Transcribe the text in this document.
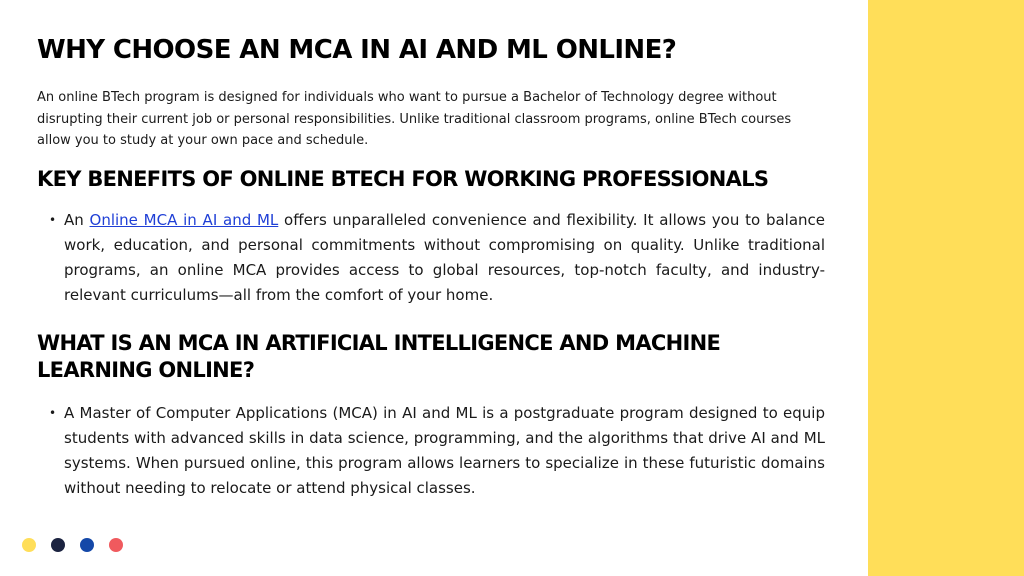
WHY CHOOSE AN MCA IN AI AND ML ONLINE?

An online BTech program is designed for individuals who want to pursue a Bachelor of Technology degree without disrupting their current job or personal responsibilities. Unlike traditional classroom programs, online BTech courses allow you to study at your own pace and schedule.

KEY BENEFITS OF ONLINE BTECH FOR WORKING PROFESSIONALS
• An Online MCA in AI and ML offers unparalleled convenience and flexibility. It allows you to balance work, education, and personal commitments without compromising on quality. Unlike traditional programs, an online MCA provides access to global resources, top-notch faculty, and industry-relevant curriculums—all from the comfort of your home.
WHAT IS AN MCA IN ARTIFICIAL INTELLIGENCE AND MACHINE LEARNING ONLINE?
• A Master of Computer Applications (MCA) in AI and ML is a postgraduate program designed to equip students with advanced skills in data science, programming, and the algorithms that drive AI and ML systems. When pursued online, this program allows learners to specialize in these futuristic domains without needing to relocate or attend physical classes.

::::::::

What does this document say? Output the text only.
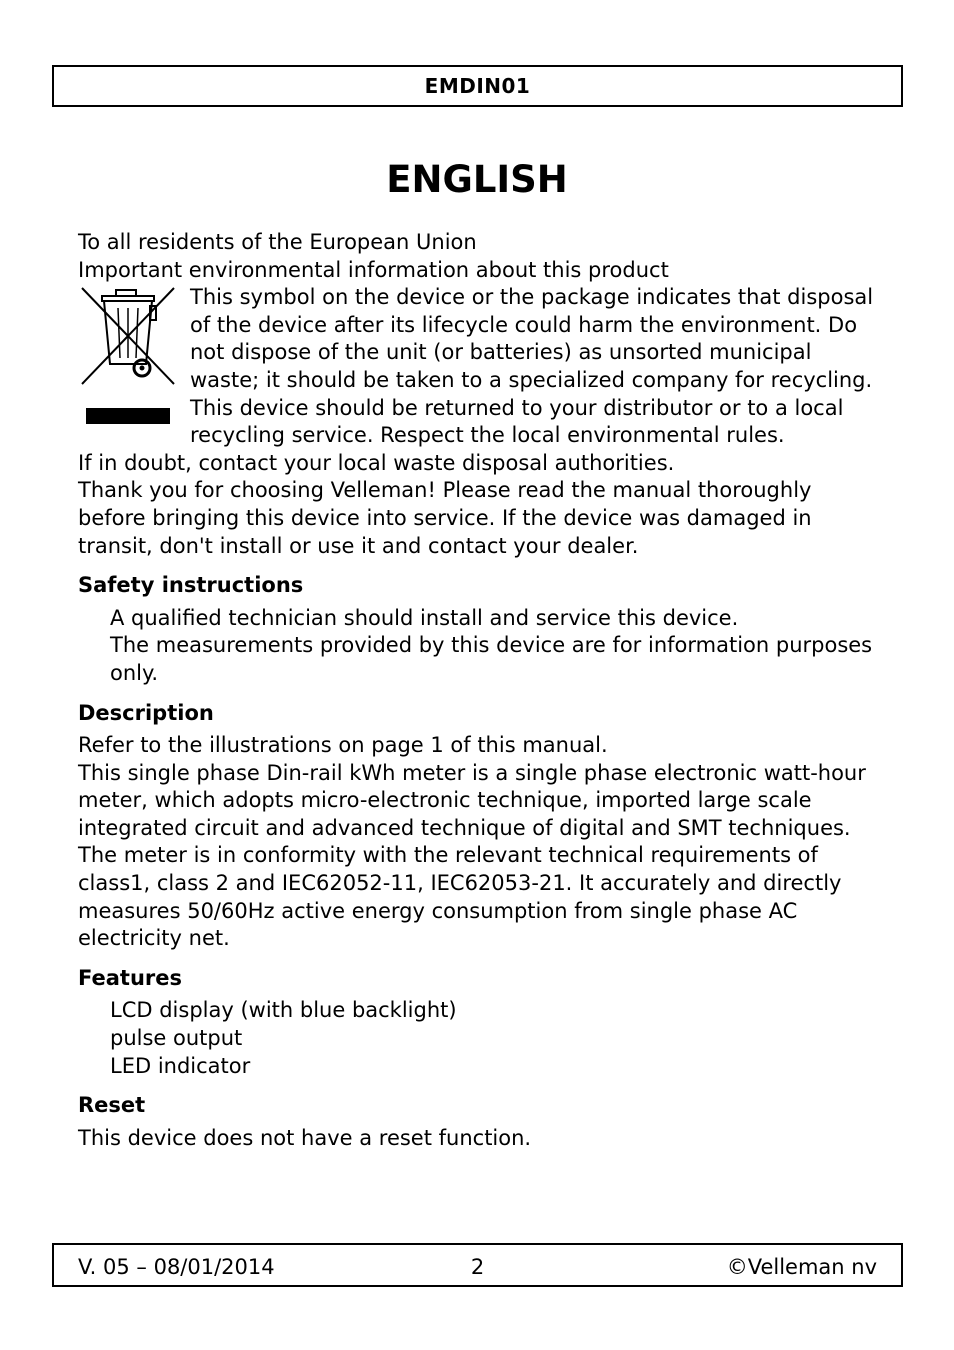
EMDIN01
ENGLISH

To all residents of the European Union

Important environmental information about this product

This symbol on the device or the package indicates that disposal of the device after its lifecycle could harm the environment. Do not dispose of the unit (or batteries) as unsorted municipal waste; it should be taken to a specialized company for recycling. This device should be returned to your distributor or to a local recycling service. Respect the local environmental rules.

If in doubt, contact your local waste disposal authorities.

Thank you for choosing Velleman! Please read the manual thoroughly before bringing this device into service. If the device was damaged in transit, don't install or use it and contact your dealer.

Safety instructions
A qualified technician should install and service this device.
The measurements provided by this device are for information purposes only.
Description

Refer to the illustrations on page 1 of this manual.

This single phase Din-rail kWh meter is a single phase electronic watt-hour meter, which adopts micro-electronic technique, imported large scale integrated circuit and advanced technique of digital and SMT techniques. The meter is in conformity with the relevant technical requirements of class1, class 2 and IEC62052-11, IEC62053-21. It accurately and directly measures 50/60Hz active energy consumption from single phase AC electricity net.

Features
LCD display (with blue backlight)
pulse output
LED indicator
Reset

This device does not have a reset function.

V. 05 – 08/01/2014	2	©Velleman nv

::::::::

For the material, find the number of lines holding the word "from" and give that figure and nothing more.

2